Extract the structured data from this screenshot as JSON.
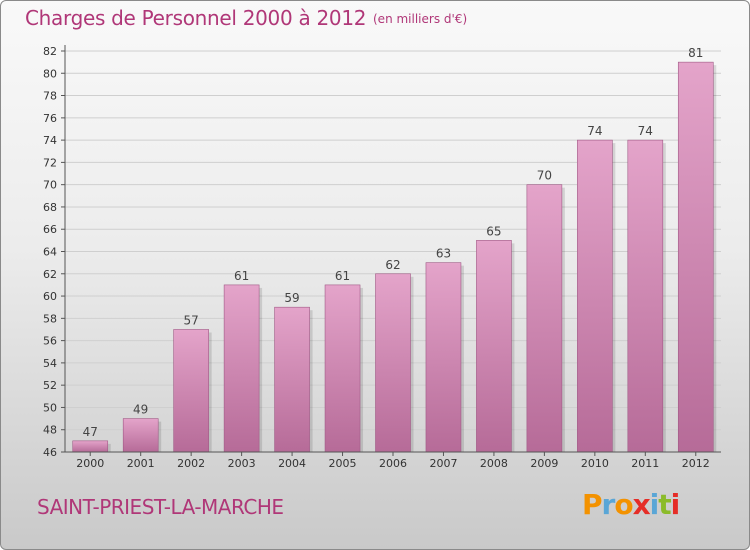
{
  "title": "Charges de Personnel 2000 à 2012",
  "subtitle": "(en milliers d'€)",
  "location": "SAINT-PRIEST-LA-MARCHE",
  "logo": {
    "letters": [
      "P",
      "r",
      "o",
      "x",
      "i",
      "t",
      "i"
    ],
    "colors": [
      "#f39200",
      "#5aa6d6",
      "#f39200",
      "#e52d27",
      "#5aa6d6",
      "#8bbb2a",
      "#e52d27"
    ]
  },
  "colors": {
    "accent": "#b03778",
    "bar_top": "#e4a4ca",
    "bar_bottom": "#b66b98"
  },
  "chart_data": {
    "type": "bar",
    "title": "Charges de Personnel 2000 à 2012",
    "subtitle": "(en milliers d'€)",
    "categories": [
      "2000",
      "2001",
      "2002",
      "2003",
      "2004",
      "2005",
      "2006",
      "2007",
      "2008",
      "2009",
      "2010",
      "2011",
      "2012"
    ],
    "values": [
      47,
      49,
      57,
      61,
      59,
      61,
      62,
      63,
      65,
      70,
      74,
      74,
      81
    ],
    "ylim": [
      46,
      82
    ],
    "yticks": [
      46,
      48,
      50,
      52,
      54,
      56,
      58,
      60,
      62,
      64,
      66,
      68,
      70,
      72,
      74,
      76,
      78,
      80,
      82
    ],
    "xlabel": "",
    "ylabel": "",
    "grid": true
  }
}
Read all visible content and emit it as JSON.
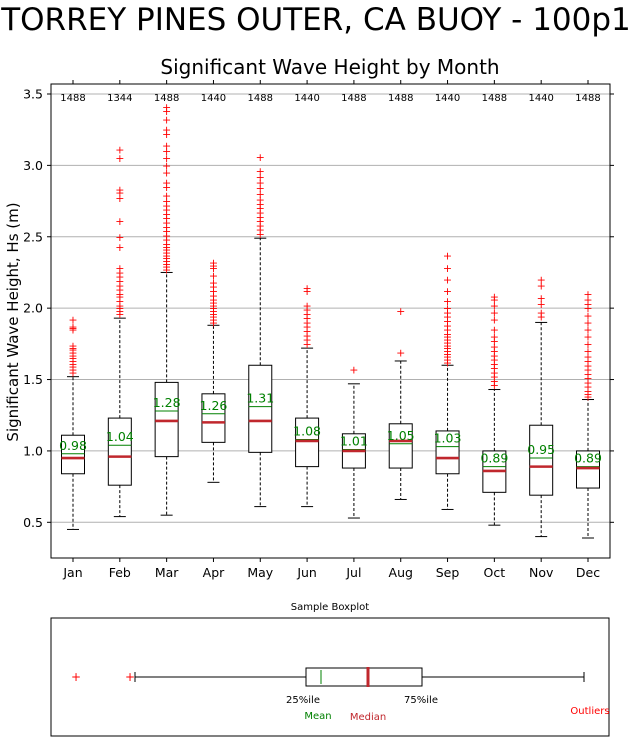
{
  "page": {
    "title": "TORREY PINES OUTER, CA BUOY - 100p1"
  },
  "chart_data": [
    {
      "type": "boxplot",
      "title": "Significant Wave Height by Month",
      "xlabel": "",
      "ylabel": "Significant Wave Height, Hs (m)",
      "ylim": [
        0.25,
        3.57
      ],
      "yticks": [
        "0.5",
        "1.0",
        "1.5",
        "2.0",
        "2.5",
        "3.0",
        "3.5"
      ],
      "grid": "horizontal",
      "categories": [
        "Jan",
        "Feb",
        "Mar",
        "Apr",
        "May",
        "Jun",
        "Jul",
        "Aug",
        "Sep",
        "Oct",
        "Nov",
        "Dec"
      ],
      "counts": [
        "1488",
        "1344",
        "1488",
        "1440",
        "1488",
        "1440",
        "1488",
        "1488",
        "1440",
        "1488",
        "1440",
        "1488"
      ],
      "mean_labels": [
        "0.98",
        "1.04",
        "1.28",
        "1.26",
        "1.31",
        "1.08",
        "1.01",
        "1.05",
        "1.03",
        "0.89",
        "0.95",
        "0.89"
      ],
      "boxes": [
        {
          "whislo": 0.45,
          "q1": 0.84,
          "med": 0.95,
          "mean": 0.98,
          "q3": 1.11,
          "whishi": 1.52,
          "fliers": [
            1.55,
            1.57,
            1.59,
            1.61,
            1.63,
            1.65,
            1.67,
            1.69,
            1.71,
            1.72,
            1.74,
            1.85,
            1.86,
            1.87,
            1.92
          ]
        },
        {
          "whislo": 0.54,
          "q1": 0.76,
          "med": 0.96,
          "mean": 1.04,
          "q3": 1.23,
          "whishi": 1.93,
          "fliers": [
            1.96,
            1.98,
            2.0,
            2.02,
            2.05,
            2.08,
            2.1,
            2.13,
            2.16,
            2.19,
            2.22,
            2.25,
            2.28,
            2.43,
            2.5,
            2.61,
            2.77,
            2.81,
            2.83,
            3.05,
            3.11
          ]
        },
        {
          "whislo": 0.55,
          "q1": 0.96,
          "med": 1.21,
          "mean": 1.28,
          "q3": 1.48,
          "whishi": 2.25,
          "fliers": [
            2.27,
            2.29,
            2.31,
            2.33,
            2.35,
            2.37,
            2.39,
            2.41,
            2.43,
            2.45,
            2.48,
            2.51,
            2.54,
            2.57,
            2.6,
            2.63,
            2.66,
            2.69,
            2.72,
            2.75,
            2.79,
            2.85,
            2.88,
            2.95,
            3.0,
            3.05,
            3.1,
            3.14,
            3.22,
            3.25,
            3.32,
            3.38,
            3.41
          ]
        },
        {
          "whislo": 0.78,
          "q1": 1.06,
          "med": 1.2,
          "mean": 1.26,
          "q3": 1.4,
          "whishi": 1.88,
          "fliers": [
            1.9,
            1.92,
            1.94,
            1.96,
            1.98,
            2.0,
            2.02,
            2.04,
            2.06,
            2.09,
            2.12,
            2.15,
            2.18,
            2.23,
            2.28,
            2.3,
            2.32
          ]
        },
        {
          "whislo": 0.61,
          "q1": 0.99,
          "med": 1.21,
          "mean": 1.31,
          "q3": 1.6,
          "whishi": 2.49,
          "fliers": [
            2.52,
            2.55,
            2.58,
            2.61,
            2.64,
            2.67,
            2.7,
            2.73,
            2.76,
            2.8,
            2.84,
            2.88,
            2.92,
            2.96,
            3.06
          ]
        },
        {
          "whislo": 0.61,
          "q1": 0.89,
          "med": 1.07,
          "mean": 1.08,
          "q3": 1.23,
          "whishi": 1.72,
          "fliers": [
            1.75,
            1.78,
            1.81,
            1.84,
            1.87,
            1.9,
            1.93,
            1.96,
            1.99,
            2.02,
            2.12,
            2.14
          ]
        },
        {
          "whislo": 0.53,
          "q1": 0.88,
          "med": 1.0,
          "mean": 1.01,
          "q3": 1.12,
          "whishi": 1.47,
          "fliers": [
            1.57
          ]
        },
        {
          "whislo": 0.66,
          "q1": 0.88,
          "med": 1.07,
          "mean": 1.05,
          "q3": 1.19,
          "whishi": 1.63,
          "fliers": [
            1.69,
            1.98
          ]
        },
        {
          "whislo": 0.59,
          "q1": 0.84,
          "med": 0.95,
          "mean": 1.03,
          "q3": 1.14,
          "whishi": 1.6,
          "fliers": [
            1.62,
            1.64,
            1.66,
            1.68,
            1.7,
            1.72,
            1.74,
            1.76,
            1.78,
            1.8,
            1.82,
            1.85,
            1.88,
            1.91,
            1.94,
            1.97,
            2.0,
            2.05,
            2.12,
            2.2,
            2.28,
            2.37
          ]
        },
        {
          "whislo": 0.48,
          "q1": 0.71,
          "med": 0.86,
          "mean": 0.89,
          "q3": 1.0,
          "whishi": 1.43,
          "fliers": [
            1.46,
            1.49,
            1.52,
            1.55,
            1.58,
            1.61,
            1.64,
            1.67,
            1.7,
            1.73,
            1.77,
            1.8,
            1.85,
            1.92,
            1.97,
            2.02,
            2.06,
            2.08
          ]
        },
        {
          "whislo": 0.4,
          "q1": 0.69,
          "med": 0.89,
          "mean": 0.95,
          "q3": 1.18,
          "whishi": 1.9,
          "fliers": [
            1.94,
            1.97,
            2.03,
            2.07,
            2.16,
            2.2
          ]
        },
        {
          "whislo": 0.39,
          "q1": 0.74,
          "med": 0.88,
          "mean": 0.89,
          "q3": 1.0,
          "whishi": 1.36,
          "fliers": [
            1.38,
            1.4,
            1.42,
            1.45,
            1.48,
            1.51,
            1.54,
            1.57,
            1.6,
            1.63,
            1.66,
            1.7,
            1.75,
            1.8,
            1.85,
            1.9,
            1.95,
            2.0,
            2.03,
            2.06,
            2.1
          ]
        }
      ]
    },
    {
      "type": "boxplot",
      "title": "Sample Boxplot",
      "labels": {
        "q1": "25%ile",
        "q3": "75%ile",
        "mean": "Mean",
        "median": "Median",
        "outliers": "Outliers"
      },
      "colors": {
        "mean": "#008000",
        "median": "#c0272d",
        "outliers": "#ff0000",
        "box": "#000000",
        "grid": "#b0b0b0"
      }
    }
  ]
}
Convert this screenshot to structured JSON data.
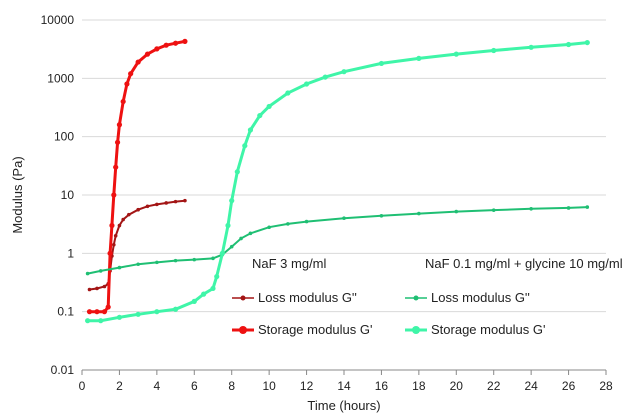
{
  "chart_data": {
    "type": "scatter",
    "xlabel": "Time (hours)",
    "ylabel": "Modulus (Pa)",
    "xlim": [
      0,
      28
    ],
    "ylim": [
      0.01,
      10000
    ],
    "yscale": "log",
    "x_ticks": [
      0,
      2,
      4,
      6,
      8,
      10,
      12,
      14,
      16,
      18,
      20,
      22,
      24,
      26,
      28
    ],
    "y_ticks": [
      0.01,
      0.1,
      1,
      10,
      100,
      1000,
      10000
    ],
    "y_tick_labels": [
      "0.01",
      "0.1",
      "1",
      "10",
      "100",
      "1000",
      "10000"
    ],
    "grid": "horizontal",
    "legend_groups": [
      {
        "title": "NaF 3 mg/ml",
        "entries": [
          0,
          1
        ]
      },
      {
        "title": "NaF 0.1 mg/ml + glycine 10 mg/ml",
        "entries": [
          2,
          3
        ]
      }
    ],
    "series": [
      {
        "name": "Loss modulus G''",
        "color": "#a31515",
        "marker_size": "small",
        "x": [
          0.4,
          0.8,
          1.2,
          1.4,
          1.5,
          1.6,
          1.7,
          1.8,
          2.0,
          2.2,
          2.5,
          3.0,
          3.5,
          4.0,
          4.5,
          5.0,
          5.5
        ],
        "y": [
          0.24,
          0.25,
          0.27,
          0.3,
          0.5,
          0.9,
          1.4,
          2.0,
          3.0,
          3.8,
          4.6,
          5.6,
          6.4,
          6.9,
          7.3,
          7.7,
          8.0
        ]
      },
      {
        "name": "Storage modulus G'",
        "color": "#ee1111",
        "marker_size": "large",
        "x": [
          0.4,
          0.8,
          1.2,
          1.4,
          1.5,
          1.6,
          1.7,
          1.8,
          1.9,
          2.0,
          2.2,
          2.4,
          2.6,
          3.0,
          3.5,
          4.0,
          4.5,
          5.0,
          5.5
        ],
        "y": [
          0.1,
          0.1,
          0.1,
          0.12,
          1.0,
          3.0,
          10,
          30,
          80,
          160,
          400,
          800,
          1200,
          1900,
          2600,
          3200,
          3700,
          4000,
          4300
        ]
      },
      {
        "name": "Loss modulus G''",
        "color": "#1fbf73",
        "marker_size": "small",
        "x": [
          0.3,
          1,
          2,
          3,
          4,
          5,
          6,
          7,
          7.5,
          8,
          8.5,
          9,
          10,
          11,
          12,
          14,
          16,
          18,
          20,
          22,
          24,
          26,
          27
        ],
        "y": [
          0.45,
          0.5,
          0.57,
          0.65,
          0.7,
          0.75,
          0.78,
          0.82,
          0.95,
          1.3,
          1.8,
          2.2,
          2.8,
          3.2,
          3.5,
          4.0,
          4.4,
          4.8,
          5.2,
          5.5,
          5.8,
          6.0,
          6.2
        ]
      },
      {
        "name": "Storage modulus G'",
        "color": "#3ff5a8",
        "marker_size": "large",
        "x": [
          0.3,
          1,
          2,
          3,
          4,
          5,
          6,
          6.5,
          7,
          7.2,
          7.5,
          7.8,
          8.0,
          8.3,
          8.7,
          9,
          9.5,
          10,
          11,
          12,
          13,
          14,
          16,
          18,
          20,
          22,
          24,
          26,
          27
        ],
        "y": [
          0.07,
          0.07,
          0.08,
          0.09,
          0.1,
          0.11,
          0.15,
          0.2,
          0.25,
          0.4,
          1.0,
          3.0,
          8,
          25,
          70,
          130,
          230,
          330,
          560,
          800,
          1050,
          1300,
          1800,
          2200,
          2600,
          3000,
          3400,
          3800,
          4100
        ]
      }
    ]
  }
}
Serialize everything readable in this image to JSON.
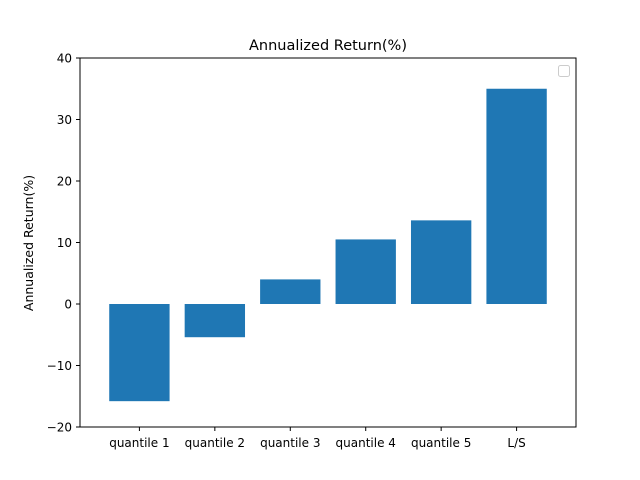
{
  "chart_data": {
    "type": "bar",
    "title": "Annualized Return(%)",
    "xlabel": "",
    "ylabel": "Annualized Return(%)",
    "categories": [
      "quantile 1",
      "quantile 2",
      "quantile 3",
      "quantile 4",
      "quantile 5",
      "L/S"
    ],
    "values": [
      -15.8,
      -5.4,
      4.0,
      10.5,
      13.6,
      35.0
    ],
    "ylim": [
      -20,
      40
    ],
    "yticks": [
      -20,
      -10,
      0,
      10,
      20,
      30,
      40
    ],
    "ytick_labels": [
      "−20",
      "−10",
      "0",
      "10",
      "20",
      "30",
      "40"
    ],
    "bar_color": "#1f77b4",
    "grid": false,
    "legend": {
      "placement": "top-right",
      "entries": []
    }
  }
}
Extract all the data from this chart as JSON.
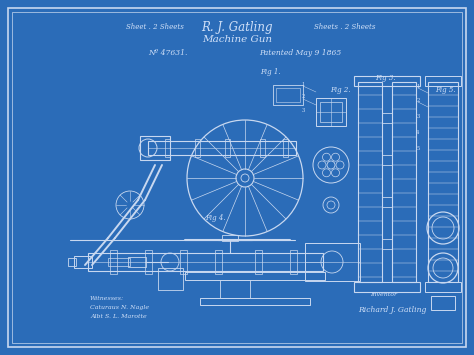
{
  "bg_color": "#2B6CB8",
  "line_color": "#C8D8F0",
  "text_color": "#D0E0F8",
  "title_left": "Sheet . 2 Sheets",
  "title_main": "R. J. Gatling",
  "title_right": "Sheets . 2 Sheets",
  "title_line2": "Machine Gun",
  "patent_no": "Nº 47631.",
  "patented": "Patented May 9 1865",
  "witnesses_label": "Witnesses:",
  "witness1": "Caturaus N. Nagle",
  "witness2": "Albt S. L. Marotte",
  "inventor_label": "Inventor",
  "inventor_sig": "Richard J. Gatling",
  "fig1_label": "Fig 1.",
  "fig2_label": "Fig 2.",
  "fig3_label": "Fig 3.",
  "fig4_label": "Fig 4.",
  "fig5_label": "Fig 5.",
  "figsize": [
    4.74,
    3.55
  ],
  "dpi": 100
}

⁂

> Requirement: Across the records above, count the lines holding "grid" and reply with that number alone.

> Output for this task: 5